§ **WHAT THIS TASK INVOLVES**: Images are not part of the copy; write out the rest of the data exactly as given.

★ ★ ★ ★ ★

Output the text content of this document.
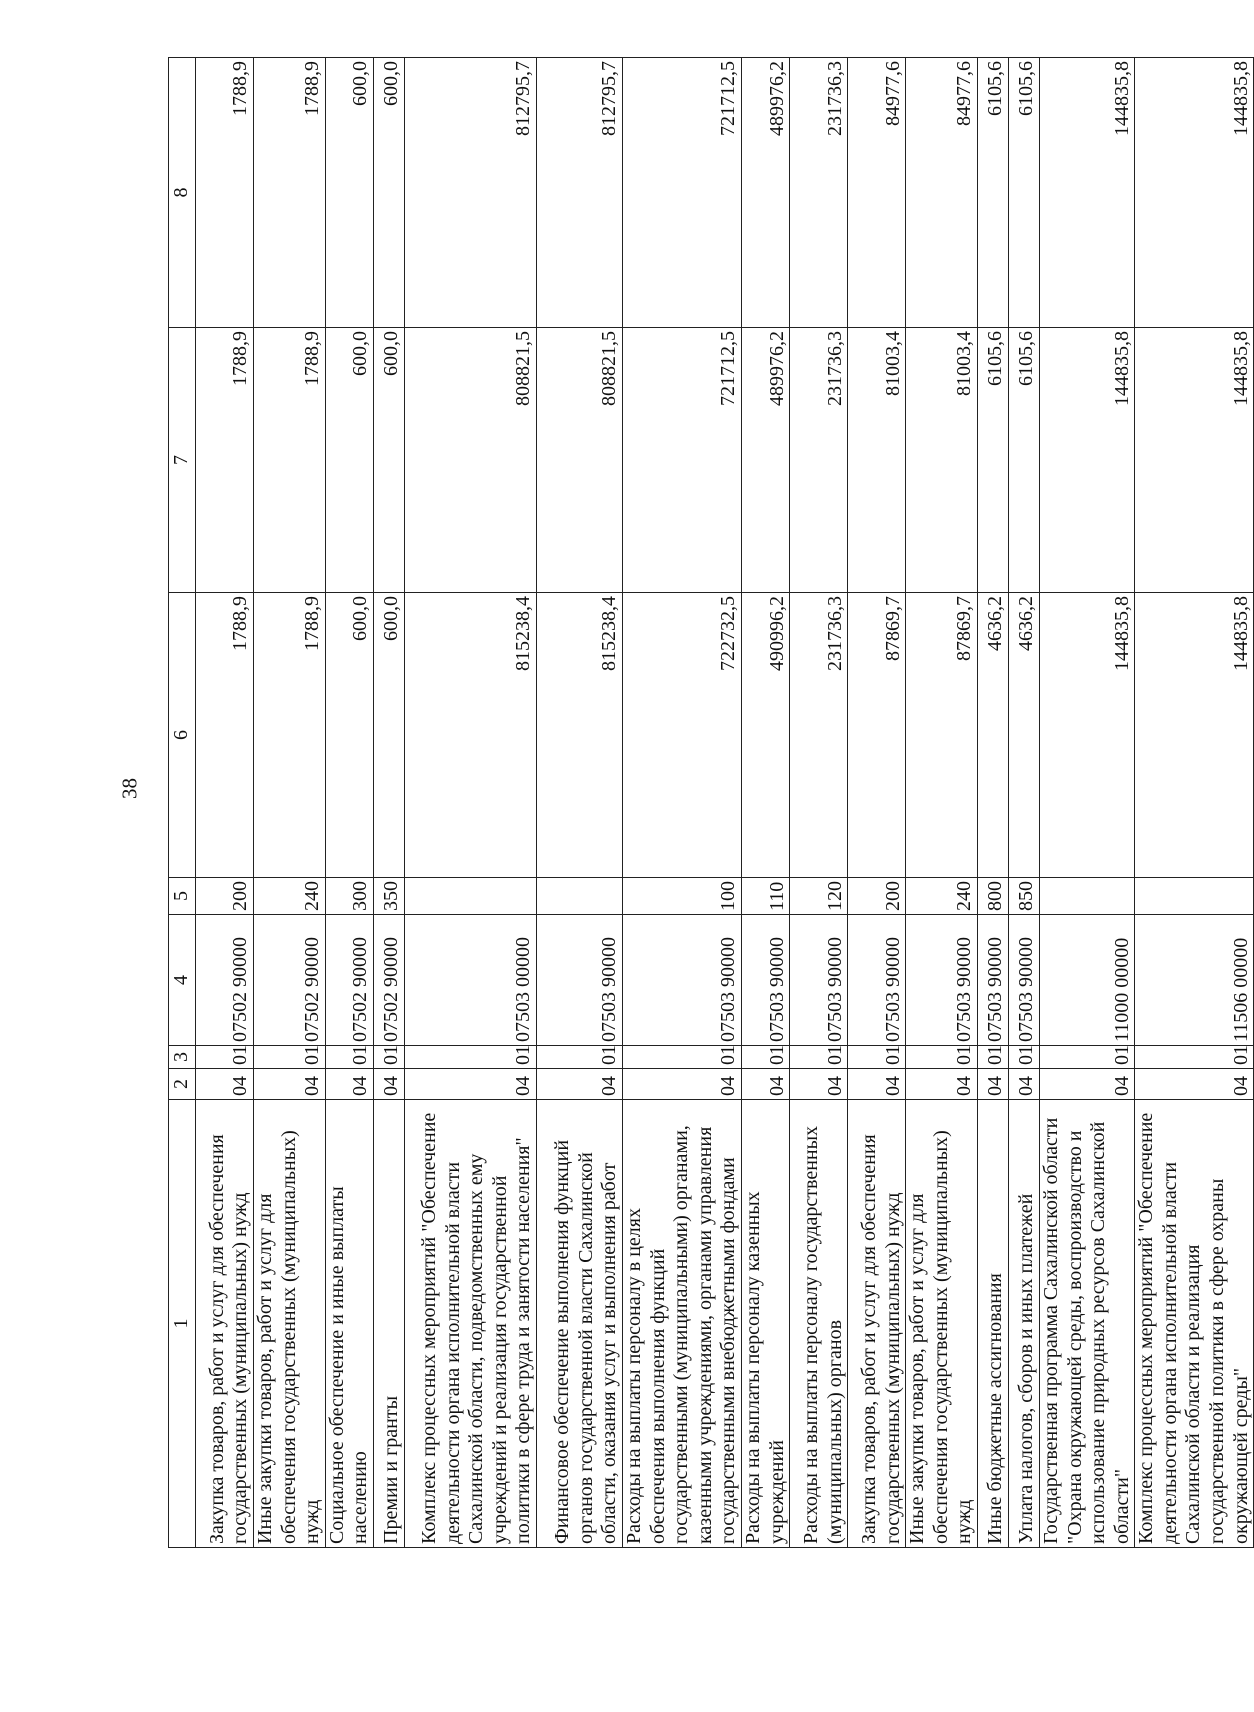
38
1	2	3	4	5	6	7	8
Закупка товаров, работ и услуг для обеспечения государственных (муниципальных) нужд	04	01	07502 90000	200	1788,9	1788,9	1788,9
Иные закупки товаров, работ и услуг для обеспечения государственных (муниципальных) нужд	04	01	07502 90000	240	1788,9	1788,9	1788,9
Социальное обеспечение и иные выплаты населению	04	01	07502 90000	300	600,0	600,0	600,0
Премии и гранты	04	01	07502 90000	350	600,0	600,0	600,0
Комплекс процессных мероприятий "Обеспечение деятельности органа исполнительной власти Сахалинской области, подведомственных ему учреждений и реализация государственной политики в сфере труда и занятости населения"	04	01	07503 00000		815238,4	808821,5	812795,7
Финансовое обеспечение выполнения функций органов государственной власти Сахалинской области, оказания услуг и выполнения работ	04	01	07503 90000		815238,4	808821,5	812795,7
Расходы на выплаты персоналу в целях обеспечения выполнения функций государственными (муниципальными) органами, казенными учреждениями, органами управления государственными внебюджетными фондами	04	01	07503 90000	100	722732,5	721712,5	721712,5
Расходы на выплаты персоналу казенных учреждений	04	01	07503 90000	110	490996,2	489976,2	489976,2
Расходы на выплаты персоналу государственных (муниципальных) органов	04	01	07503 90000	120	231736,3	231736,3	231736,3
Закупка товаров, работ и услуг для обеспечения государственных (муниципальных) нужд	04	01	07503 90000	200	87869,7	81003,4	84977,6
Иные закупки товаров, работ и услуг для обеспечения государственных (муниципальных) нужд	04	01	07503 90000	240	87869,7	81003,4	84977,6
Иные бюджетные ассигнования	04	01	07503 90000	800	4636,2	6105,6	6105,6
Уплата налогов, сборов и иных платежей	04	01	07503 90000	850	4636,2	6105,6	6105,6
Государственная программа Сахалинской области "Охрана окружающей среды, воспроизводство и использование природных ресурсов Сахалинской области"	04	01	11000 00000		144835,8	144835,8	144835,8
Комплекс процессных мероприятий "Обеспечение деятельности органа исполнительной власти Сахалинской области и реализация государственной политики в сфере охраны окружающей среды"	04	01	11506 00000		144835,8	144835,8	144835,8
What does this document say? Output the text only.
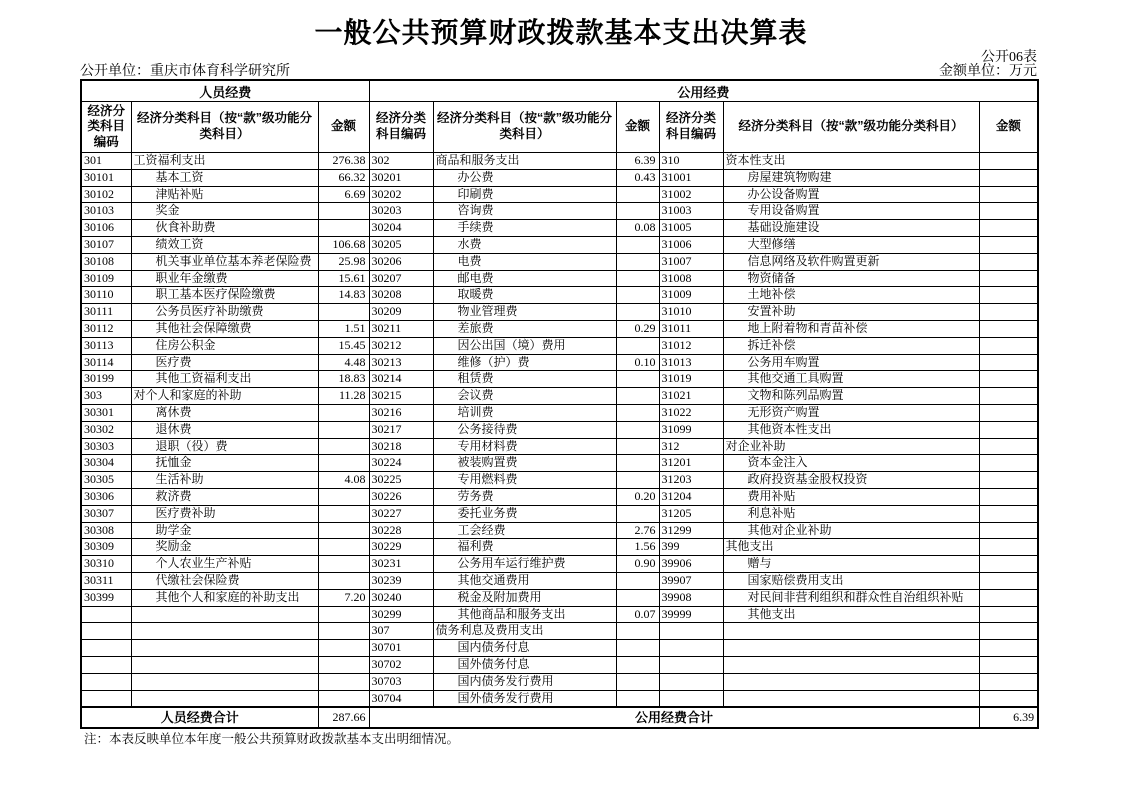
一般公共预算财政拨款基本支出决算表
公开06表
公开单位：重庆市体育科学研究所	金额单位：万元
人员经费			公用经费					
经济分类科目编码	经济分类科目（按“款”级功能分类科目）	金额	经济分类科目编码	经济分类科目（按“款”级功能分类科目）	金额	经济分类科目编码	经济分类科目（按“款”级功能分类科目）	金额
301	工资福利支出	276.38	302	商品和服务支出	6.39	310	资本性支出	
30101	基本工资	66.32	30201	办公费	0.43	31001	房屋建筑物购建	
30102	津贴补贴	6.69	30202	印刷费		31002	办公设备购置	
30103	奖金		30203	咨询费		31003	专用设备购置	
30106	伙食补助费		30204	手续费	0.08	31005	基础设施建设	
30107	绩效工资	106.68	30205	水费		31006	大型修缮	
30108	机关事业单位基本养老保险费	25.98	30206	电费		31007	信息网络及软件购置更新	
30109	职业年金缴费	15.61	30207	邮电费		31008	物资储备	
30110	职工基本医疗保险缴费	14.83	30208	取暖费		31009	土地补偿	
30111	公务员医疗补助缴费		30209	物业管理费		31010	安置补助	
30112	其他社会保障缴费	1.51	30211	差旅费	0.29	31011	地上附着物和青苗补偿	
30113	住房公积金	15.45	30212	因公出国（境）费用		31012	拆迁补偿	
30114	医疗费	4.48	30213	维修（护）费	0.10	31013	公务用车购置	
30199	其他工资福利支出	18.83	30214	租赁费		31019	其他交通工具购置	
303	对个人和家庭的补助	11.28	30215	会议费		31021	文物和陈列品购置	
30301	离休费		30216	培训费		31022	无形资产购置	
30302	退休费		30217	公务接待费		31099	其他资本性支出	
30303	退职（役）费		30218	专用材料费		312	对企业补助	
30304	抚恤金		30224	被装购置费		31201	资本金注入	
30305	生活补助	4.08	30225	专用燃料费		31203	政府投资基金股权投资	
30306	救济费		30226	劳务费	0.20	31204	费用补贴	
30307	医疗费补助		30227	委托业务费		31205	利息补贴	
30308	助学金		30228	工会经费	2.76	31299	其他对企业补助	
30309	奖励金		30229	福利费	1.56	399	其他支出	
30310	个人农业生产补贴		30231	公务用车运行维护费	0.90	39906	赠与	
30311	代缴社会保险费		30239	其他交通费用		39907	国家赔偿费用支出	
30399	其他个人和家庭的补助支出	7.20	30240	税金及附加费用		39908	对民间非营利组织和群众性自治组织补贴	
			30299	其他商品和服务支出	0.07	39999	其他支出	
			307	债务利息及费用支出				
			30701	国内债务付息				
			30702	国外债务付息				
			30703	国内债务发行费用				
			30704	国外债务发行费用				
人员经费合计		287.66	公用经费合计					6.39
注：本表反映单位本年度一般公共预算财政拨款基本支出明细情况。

★ ★ ★ ★ ★

§ **FINISHED ANSWER**:
Output the text content of this document.
38
1	2	3	4	5	6	7	8
Закупка товаров, работ и услуг для обеспечения государственных (муниципальных) нужд	04	01	07502 90000	200	1788,9	1788,9	1788,9
Иные закупки товаров, работ и услуг для обеспечения государственных (муниципальных) нужд	04	01	07502 90000	240	1788,9	1788,9	1788,9
Социальное обеспечение и иные выплаты населению	04	01	07502 90000	300	600,0	600,0	600,0
Премии и гранты	04	01	07502 90000	350	600,0	600,0	600,0
Комплекс процессных мероприятий "Обеспечение деятельности органа исполнительной власти Сахалинской области, подведомственных ему учреждений и реализация государственной политики в сфере труда и занятости населения"	04	01	07503 00000		815238,4	808821,5	812795,7
Финансовое обеспечение выполнения функций органов государственной власти Сахалинской области, оказания услуг и выполнения работ	04	01	07503 90000		815238,4	808821,5	812795,7
Расходы на выплаты персоналу в целях обеспечения выполнения функций государственными (муниципальными) органами, казенными учреждениями, органами управления государственными внебюджетными фондами	04	01	07503 90000	100	722732,5	721712,5	721712,5
Расходы на выплаты персоналу казенных учреждений	04	01	07503 90000	110	490996,2	489976,2	489976,2
Расходы на выплаты персоналу государственных (муниципальных) органов	04	01	07503 90000	120	231736,3	231736,3	231736,3
Закупка товаров, работ и услуг для обеспечения государственных (муниципальных) нужд	04	01	07503 90000	200	87869,7	81003,4	84977,6
Иные закупки товаров, работ и услуг для обеспечения государственных (муниципальных) нужд	04	01	07503 90000	240	87869,7	81003,4	84977,6
Иные бюджетные ассигнования	04	01	07503 90000	800	4636,2	6105,6	6105,6
Уплата налогов, сборов и иных платежей	04	01	07503 90000	850	4636,2	6105,6	6105,6
Государственная программа Сахалинской области "Охрана окружающей среды, воспроизводство и использование природных ресурсов Сахалинской области"	04	01	11000 00000		144835,8	144835,8	144835,8
Комплекс процессных мероприятий "Обеспечение деятельности органа исполнительной власти Сахалинской области и реализация государственной политики в сфере охраны окружающей среды"	04	01	11506 00000		144835,8	144835,8	144835,8
What does this document say? Output the text only.
一般公共预算财政拨款基本支出决算表
公开06表
公开单位：重庆市体育科学研究所	金额单位：万元
人员经费			公用经费					
经济分类科目编码	经济分类科目（按“款”级功能分类科目）	金额	经济分类科目编码	经济分类科目（按“款”级功能分类科目）	金额	经济分类科目编码	经济分类科目（按“款”级功能分类科目）	金额
301	工资福利支出	276.38	302	商品和服务支出	6.39	310	资本性支出	
30101	基本工资	66.32	30201	办公费	0.43	31001	房屋建筑物购建	
30102	津贴补贴	6.69	30202	印刷费		31002	办公设备购置	
30103	奖金		30203	咨询费		31003	专用设备购置	
30106	伙食补助费		30204	手续费	0.08	31005	基础设施建设	
30107	绩效工资	106.68	30205	水费		31006	大型修缮	
30108	机关事业单位基本养老保险费	25.98	30206	电费		31007	信息网络及软件购置更新	
30109	职业年金缴费	15.61	30207	邮电费		31008	物资储备	
30110	职工基本医疗保险缴费	14.83	30208	取暖费		31009	土地补偿	
30111	公务员医疗补助缴费		30209	物业管理费		31010	安置补助	
30112	其他社会保障缴费	1.51	30211	差旅费	0.29	31011	地上附着物和青苗补偿	
30113	住房公积金	15.45	30212	因公出国（境）费用		31012	拆迁补偿	
30114	医疗费	4.48	30213	维修（护）费	0.10	31013	公务用车购置	
30199	其他工资福利支出	18.83	30214	租赁费		31019	其他交通工具购置	
303	对个人和家庭的补助	11.28	30215	会议费		31021	文物和陈列品购置	
30301	离休费		30216	培训费		31022	无形资产购置	
30302	退休费		30217	公务接待费		31099	其他资本性支出	
30303	退职（役）费		30218	专用材料费		312	对企业补助	
30304	抚恤金		30224	被装购置费		31201	资本金注入	
30305	生活补助	4.08	30225	专用燃料费		31203	政府投资基金股权投资	
30306	救济费		30226	劳务费	0.20	31204	费用补贴	
30307	医疗费补助		30227	委托业务费		31205	利息补贴	
30308	助学金		30228	工会经费	2.76	31299	其他对企业补助	
30309	奖励金		30229	福利费	1.56	399	其他支出	
30310	个人农业生产补贴		30231	公务用车运行维护费	0.90	39906	赠与	
30311	代缴社会保险费		30239	其他交通费用		39907	国家赔偿费用支出	
30399	其他个人和家庭的补助支出	7.20	30240	税金及附加费用		39908	对民间非营利组织和群众性自治组织补贴	
			30299	其他商品和服务支出	0.07	39999	其他支出	
			307	债务利息及费用支出				
			30701	国内债务付息				
			30702	国外债务付息				
			30703	国内债务发行费用				
			30704	国外债务发行费用				
人员经费合计		287.66	公用经费合计					6.39
注：本表反映单位本年度一般公共预算财政拨款基本支出明细情况。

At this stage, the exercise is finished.